Records from a collection:
— Start —

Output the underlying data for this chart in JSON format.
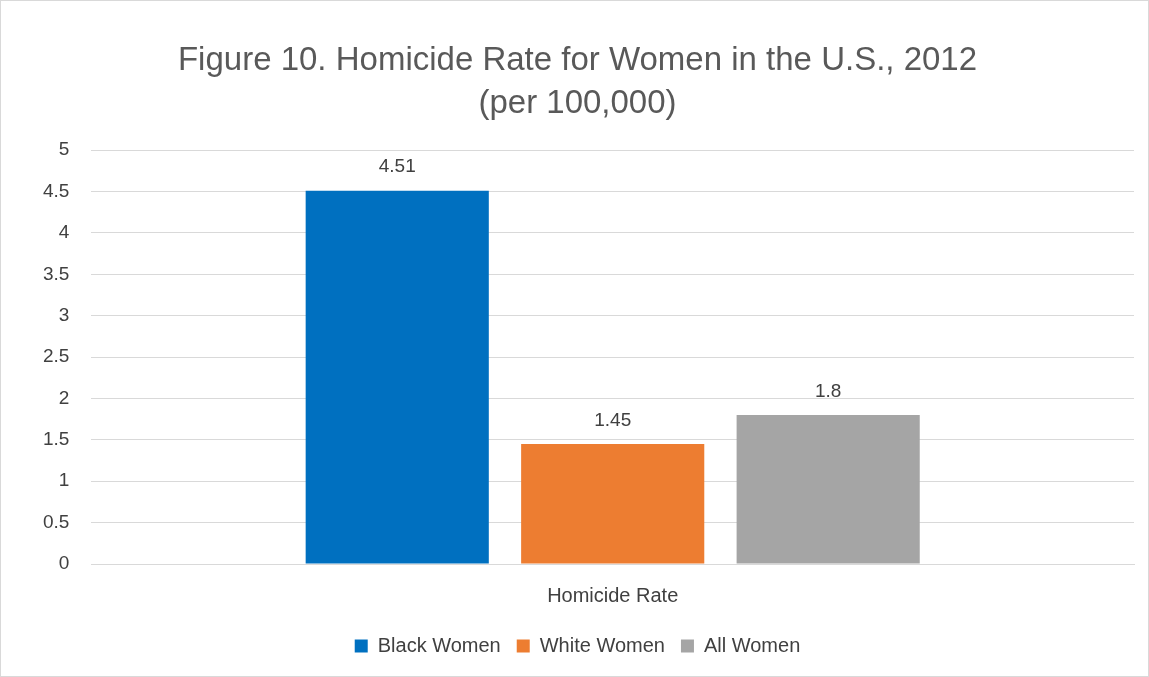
{
  "chart_data": {
    "type": "bar",
    "title": "Figure 10. Homicide Rate for Women in the U.S., 2012",
    "subtitle": "(per 100,000)",
    "categories": [
      "Homicide Rate"
    ],
    "series": [
      {
        "name": "Black Women",
        "color": "#0070c0",
        "values": [
          4.51
        ]
      },
      {
        "name": "White Women",
        "color": "#ed7d31",
        "values": [
          1.45
        ]
      },
      {
        "name": "All Women",
        "color": "#a5a5a5",
        "values": [
          1.8
        ]
      }
    ],
    "ylim": [
      0,
      5
    ],
    "yticks": [
      0,
      0.5,
      1,
      1.5,
      2,
      2.5,
      3,
      3.5,
      4,
      4.5,
      5
    ],
    "grid": "y",
    "legend": "bottom",
    "data_labels": true
  }
}
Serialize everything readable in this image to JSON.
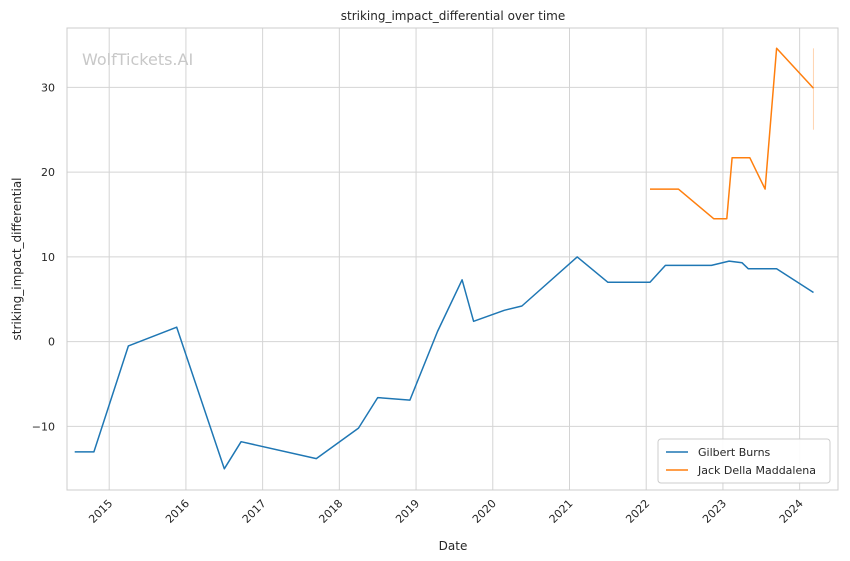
{
  "chart_data": {
    "type": "line",
    "title": "striking_impact_differential over time",
    "xlabel": "Date",
    "ylabel": "striking_impact_differential",
    "watermark": "WolfTickets.AI",
    "xlim": [
      2014.45,
      2024.5
    ],
    "ylim": [
      -17.5,
      37
    ],
    "x_ticks": [
      2015,
      2016,
      2017,
      2018,
      2019,
      2020,
      2021,
      2022,
      2023,
      2024
    ],
    "x_tick_labels": [
      "2015",
      "2016",
      "2017",
      "2018",
      "2019",
      "2020",
      "2021",
      "2022",
      "2023",
      "2024"
    ],
    "y_ticks": [
      -10,
      0,
      10,
      20,
      30
    ],
    "y_tick_labels": [
      "−10",
      "0",
      "10",
      "20",
      "30"
    ],
    "grid": true,
    "legend_position": "bottom-right",
    "series": [
      {
        "name": "Gilbert Burns",
        "color": "#1f77b4",
        "points": [
          [
            2014.55,
            -13
          ],
          [
            2014.8,
            -13
          ],
          [
            2015.25,
            -0.5
          ],
          [
            2015.88,
            1.7
          ],
          [
            2016.5,
            -15
          ],
          [
            2016.72,
            -11.8
          ],
          [
            2017.7,
            -13.8
          ],
          [
            2018.25,
            -10.2
          ],
          [
            2018.5,
            -6.6
          ],
          [
            2018.92,
            -6.9
          ],
          [
            2019.28,
            1.2
          ],
          [
            2019.6,
            7.3
          ],
          [
            2019.75,
            2.4
          ],
          [
            2020.15,
            3.7
          ],
          [
            2020.38,
            4.2
          ],
          [
            2021.1,
            10
          ],
          [
            2021.5,
            7
          ],
          [
            2022.05,
            7
          ],
          [
            2022.25,
            9
          ],
          [
            2022.85,
            9
          ],
          [
            2023.08,
            9.5
          ],
          [
            2023.25,
            9.3
          ],
          [
            2023.33,
            8.6
          ],
          [
            2023.7,
            8.6
          ],
          [
            2024.18,
            5.8
          ]
        ]
      },
      {
        "name": "Jack Della Maddalena",
        "color": "#ff7f0e",
        "points": [
          [
            2022.05,
            18
          ],
          [
            2022.42,
            18
          ],
          [
            2022.88,
            14.5
          ],
          [
            2023.05,
            14.5
          ],
          [
            2023.12,
            21.7
          ],
          [
            2023.35,
            21.7
          ],
          [
            2023.55,
            18
          ],
          [
            2023.7,
            34.6
          ],
          [
            2024.18,
            29.9
          ]
        ]
      }
    ],
    "annotations": [
      {
        "type": "vertical-segment",
        "x": 2024.18,
        "y_range": [
          25,
          34.6
        ],
        "color": "#ffd4b0"
      }
    ]
  }
}
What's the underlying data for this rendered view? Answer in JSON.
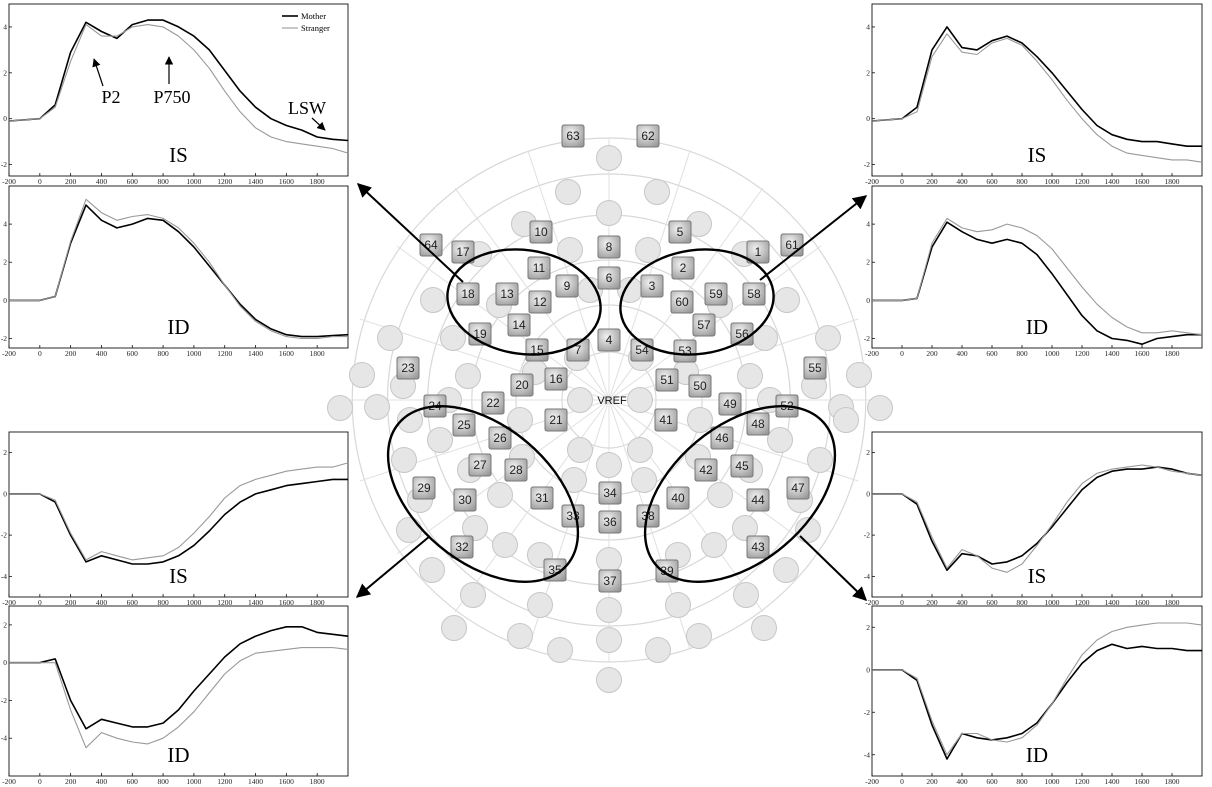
{
  "x_ticks": [
    "-200",
    "0",
    "200",
    "400",
    "600",
    "800",
    "1000",
    "1200",
    "1400",
    "1600",
    "1800"
  ],
  "legend": {
    "mother": "Mother",
    "stranger": "Stranger"
  },
  "annotations": {
    "p2": "P2",
    "p750": "P750",
    "lsw": "LSW"
  },
  "reference_label": "VREF",
  "electrode_labels": [
    "1",
    "2",
    "3",
    "4",
    "5",
    "6",
    "7",
    "8",
    "9",
    "10",
    "11",
    "12",
    "13",
    "14",
    "15",
    "16",
    "17",
    "18",
    "19",
    "20",
    "21",
    "22",
    "23",
    "24",
    "25",
    "26",
    "27",
    "28",
    "29",
    "30",
    "31",
    "32",
    "33",
    "34",
    "35",
    "36",
    "37",
    "38",
    "39",
    "40",
    "41",
    "42",
    "43",
    "44",
    "45",
    "46",
    "47",
    "48",
    "49",
    "50",
    "51",
    "52",
    "53",
    "54",
    "55",
    "56",
    "57",
    "58",
    "59",
    "60",
    "61",
    "62",
    "63",
    "64"
  ],
  "chart_data": [
    {
      "type": "line",
      "panel": "upper-left IS",
      "title": "IS",
      "xlim": [
        -200,
        2000
      ],
      "ylim": [
        -2.5,
        5
      ],
      "y_ticks": [
        -2,
        0,
        2,
        4
      ],
      "x": [
        -200,
        0,
        100,
        200,
        300,
        400,
        500,
        600,
        700,
        800,
        900,
        1000,
        1100,
        1200,
        1300,
        1400,
        1500,
        1600,
        1700,
        1800,
        1900,
        2000
      ],
      "series": [
        {
          "name": "Mother",
          "values": [
            -0.1,
            0,
            0.6,
            2.9,
            4.2,
            3.8,
            3.5,
            4.1,
            4.3,
            4.3,
            4.0,
            3.6,
            3.0,
            2.1,
            1.2,
            0.5,
            0.0,
            -0.3,
            -0.5,
            -0.8,
            -0.9,
            -0.95
          ]
        },
        {
          "name": "Stranger",
          "values": [
            -0.1,
            0,
            0.5,
            2.5,
            4.1,
            3.6,
            3.6,
            4.0,
            4.1,
            4.0,
            3.6,
            3.0,
            2.2,
            1.2,
            0.3,
            -0.4,
            -0.8,
            -1.0,
            -1.1,
            -1.2,
            -1.3,
            -1.5
          ]
        }
      ]
    },
    {
      "type": "line",
      "panel": "upper-left ID",
      "title": "ID",
      "xlim": [
        -200,
        2000
      ],
      "ylim": [
        -2.5,
        6
      ],
      "y_ticks": [
        -2,
        0,
        2,
        4
      ],
      "x": [
        -200,
        0,
        100,
        200,
        300,
        400,
        500,
        600,
        700,
        800,
        900,
        1000,
        1100,
        1200,
        1300,
        1400,
        1500,
        1600,
        1700,
        1800,
        1900,
        2000
      ],
      "series": [
        {
          "name": "Mother",
          "values": [
            0,
            0,
            0.2,
            3.0,
            5.0,
            4.2,
            3.8,
            4.0,
            4.3,
            4.2,
            3.6,
            2.8,
            1.8,
            0.8,
            -0.2,
            -1.0,
            -1.5,
            -1.8,
            -1.9,
            -1.9,
            -1.85,
            -1.8
          ]
        },
        {
          "name": "Stranger",
          "values": [
            0,
            0,
            0.2,
            3.1,
            5.3,
            4.6,
            4.2,
            4.4,
            4.5,
            4.3,
            3.8,
            3.0,
            2.0,
            0.8,
            -0.3,
            -1.1,
            -1.6,
            -1.9,
            -2.0,
            -2.0,
            -1.9,
            -1.9
          ]
        }
      ]
    },
    {
      "type": "line",
      "panel": "upper-right IS",
      "title": "IS",
      "xlim": [
        -200,
        2000
      ],
      "ylim": [
        -2.5,
        5
      ],
      "y_ticks": [
        -2,
        0,
        2,
        4
      ],
      "x": [
        -200,
        0,
        100,
        200,
        300,
        400,
        500,
        600,
        700,
        800,
        900,
        1000,
        1100,
        1200,
        1300,
        1400,
        1500,
        1600,
        1700,
        1800,
        1900,
        2000
      ],
      "series": [
        {
          "name": "Mother",
          "values": [
            -0.1,
            0,
            0.5,
            3.0,
            4.0,
            3.1,
            3.0,
            3.4,
            3.6,
            3.3,
            2.7,
            2.0,
            1.2,
            0.4,
            -0.3,
            -0.7,
            -0.9,
            -1.0,
            -1.0,
            -1.1,
            -1.2,
            -1.2
          ]
        },
        {
          "name": "Stranger",
          "values": [
            -0.1,
            0,
            0.3,
            2.7,
            3.7,
            2.9,
            2.8,
            3.3,
            3.5,
            3.2,
            2.5,
            1.7,
            0.8,
            0.0,
            -0.7,
            -1.2,
            -1.5,
            -1.6,
            -1.7,
            -1.8,
            -1.8,
            -1.9
          ]
        }
      ]
    },
    {
      "type": "line",
      "panel": "upper-right ID",
      "title": "ID",
      "xlim": [
        -200,
        2000
      ],
      "ylim": [
        -2.5,
        6
      ],
      "y_ticks": [
        -2,
        0,
        2,
        4
      ],
      "x": [
        -200,
        0,
        100,
        200,
        300,
        400,
        500,
        600,
        700,
        800,
        900,
        1000,
        1100,
        1200,
        1300,
        1400,
        1500,
        1600,
        1700,
        1800,
        1900,
        2000
      ],
      "series": [
        {
          "name": "Mother",
          "values": [
            0,
            0,
            0.1,
            2.8,
            4.1,
            3.6,
            3.2,
            3.0,
            3.2,
            3.0,
            2.4,
            1.4,
            0.3,
            -0.8,
            -1.6,
            -2.0,
            -2.1,
            -2.3,
            -2.0,
            -1.9,
            -1.8,
            -1.8
          ]
        },
        {
          "name": "Stranger",
          "values": [
            0,
            0,
            0.1,
            3.0,
            4.3,
            3.8,
            3.6,
            3.7,
            4.0,
            3.8,
            3.4,
            2.7,
            1.7,
            0.7,
            -0.2,
            -0.9,
            -1.4,
            -1.7,
            -1.7,
            -1.6,
            -1.7,
            -1.8
          ]
        }
      ]
    },
    {
      "type": "line",
      "panel": "lower-left IS",
      "title": "IS",
      "xlim": [
        -200,
        2000
      ],
      "ylim": [
        -5,
        3
      ],
      "y_ticks": [
        -4,
        -2,
        0,
        2
      ],
      "x": [
        -200,
        0,
        100,
        200,
        300,
        400,
        500,
        600,
        700,
        800,
        900,
        1000,
        1100,
        1200,
        1300,
        1400,
        1500,
        1600,
        1700,
        1800,
        1900,
        2000
      ],
      "series": [
        {
          "name": "Mother",
          "values": [
            0,
            0,
            -0.4,
            -2.0,
            -3.3,
            -3.0,
            -3.2,
            -3.4,
            -3.4,
            -3.3,
            -3.0,
            -2.5,
            -1.8,
            -1.0,
            -0.4,
            0,
            0.2,
            0.4,
            0.5,
            0.6,
            0.7,
            0.7
          ]
        },
        {
          "name": "Stranger",
          "values": [
            0,
            0,
            -0.3,
            -1.9,
            -3.2,
            -2.8,
            -3.0,
            -3.2,
            -3.1,
            -3.0,
            -2.6,
            -1.9,
            -1.1,
            -0.2,
            0.4,
            0.7,
            0.9,
            1.1,
            1.2,
            1.3,
            1.3,
            1.5
          ]
        }
      ]
    },
    {
      "type": "line",
      "panel": "lower-left ID",
      "title": "ID",
      "xlim": [
        -200,
        2000
      ],
      "ylim": [
        -6,
        3
      ],
      "y_ticks": [
        -4,
        -2,
        0,
        2
      ],
      "x": [
        -200,
        0,
        100,
        200,
        300,
        400,
        500,
        600,
        700,
        800,
        900,
        1000,
        1100,
        1200,
        1300,
        1400,
        1500,
        1600,
        1700,
        1800,
        1900,
        2000
      ],
      "series": [
        {
          "name": "Mother",
          "values": [
            0,
            0,
            0.2,
            -2.0,
            -3.5,
            -3.0,
            -3.2,
            -3.4,
            -3.4,
            -3.2,
            -2.5,
            -1.5,
            -0.6,
            0.3,
            1.0,
            1.4,
            1.7,
            1.9,
            1.9,
            1.6,
            1.5,
            1.4
          ]
        },
        {
          "name": "Stranger",
          "values": [
            0,
            0,
            0,
            -2.5,
            -4.5,
            -3.7,
            -4.0,
            -4.2,
            -4.3,
            -4.0,
            -3.4,
            -2.6,
            -1.6,
            -0.6,
            0.1,
            0.5,
            0.6,
            0.7,
            0.8,
            0.8,
            0.8,
            0.7
          ]
        }
      ]
    },
    {
      "type": "line",
      "panel": "lower-right IS",
      "title": "IS",
      "xlim": [
        -200,
        2000
      ],
      "ylim": [
        -5,
        3
      ],
      "y_ticks": [
        -4,
        -2,
        0,
        2
      ],
      "x": [
        -200,
        0,
        100,
        200,
        300,
        400,
        500,
        600,
        700,
        800,
        900,
        1000,
        1100,
        1200,
        1300,
        1400,
        1500,
        1600,
        1700,
        1800,
        1900,
        2000
      ],
      "series": [
        {
          "name": "Mother",
          "values": [
            0,
            0,
            -0.5,
            -2.3,
            -3.7,
            -2.9,
            -3.0,
            -3.4,
            -3.3,
            -3.0,
            -2.4,
            -1.6,
            -0.7,
            0.2,
            0.8,
            1.1,
            1.2,
            1.2,
            1.3,
            1.2,
            1.0,
            0.9
          ]
        },
        {
          "name": "Stranger",
          "values": [
            0,
            0,
            -0.4,
            -2.1,
            -3.6,
            -2.7,
            -3.0,
            -3.6,
            -3.8,
            -3.4,
            -2.5,
            -1.5,
            -0.4,
            0.5,
            1.0,
            1.2,
            1.3,
            1.4,
            1.3,
            1.1,
            1.0,
            0.9
          ]
        }
      ]
    },
    {
      "type": "line",
      "panel": "lower-right ID",
      "title": "ID",
      "xlim": [
        -200,
        2000
      ],
      "ylim": [
        -5,
        3
      ],
      "y_ticks": [
        -4,
        -2,
        0,
        2
      ],
      "x": [
        -200,
        0,
        100,
        200,
        300,
        400,
        500,
        600,
        700,
        800,
        900,
        1000,
        1100,
        1200,
        1300,
        1400,
        1500,
        1600,
        1700,
        1800,
        1900,
        2000
      ],
      "series": [
        {
          "name": "Mother",
          "values": [
            0,
            0,
            -0.5,
            -2.6,
            -4.2,
            -3.0,
            -3.2,
            -3.3,
            -3.2,
            -3.0,
            -2.5,
            -1.6,
            -0.6,
            0.3,
            0.9,
            1.2,
            1.0,
            1.1,
            1.0,
            1.0,
            0.9,
            0.9
          ]
        },
        {
          "name": "Stranger",
          "values": [
            0,
            0,
            -0.4,
            -2.4,
            -4.0,
            -3.0,
            -3.0,
            -3.3,
            -3.4,
            -3.2,
            -2.6,
            -1.6,
            -0.4,
            0.7,
            1.4,
            1.8,
            2.0,
            2.1,
            2.2,
            2.2,
            2.2,
            2.1
          ]
        }
      ]
    }
  ]
}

— End —

WHAT YOU HAVE TO DO: Gather every line from the listing above in which the word "Homicide" appears.

TASK SOLUTION:
    "title": "Figure 10. Homicide Rate for Women in the U.S., 2012",
      "Homicide Rate"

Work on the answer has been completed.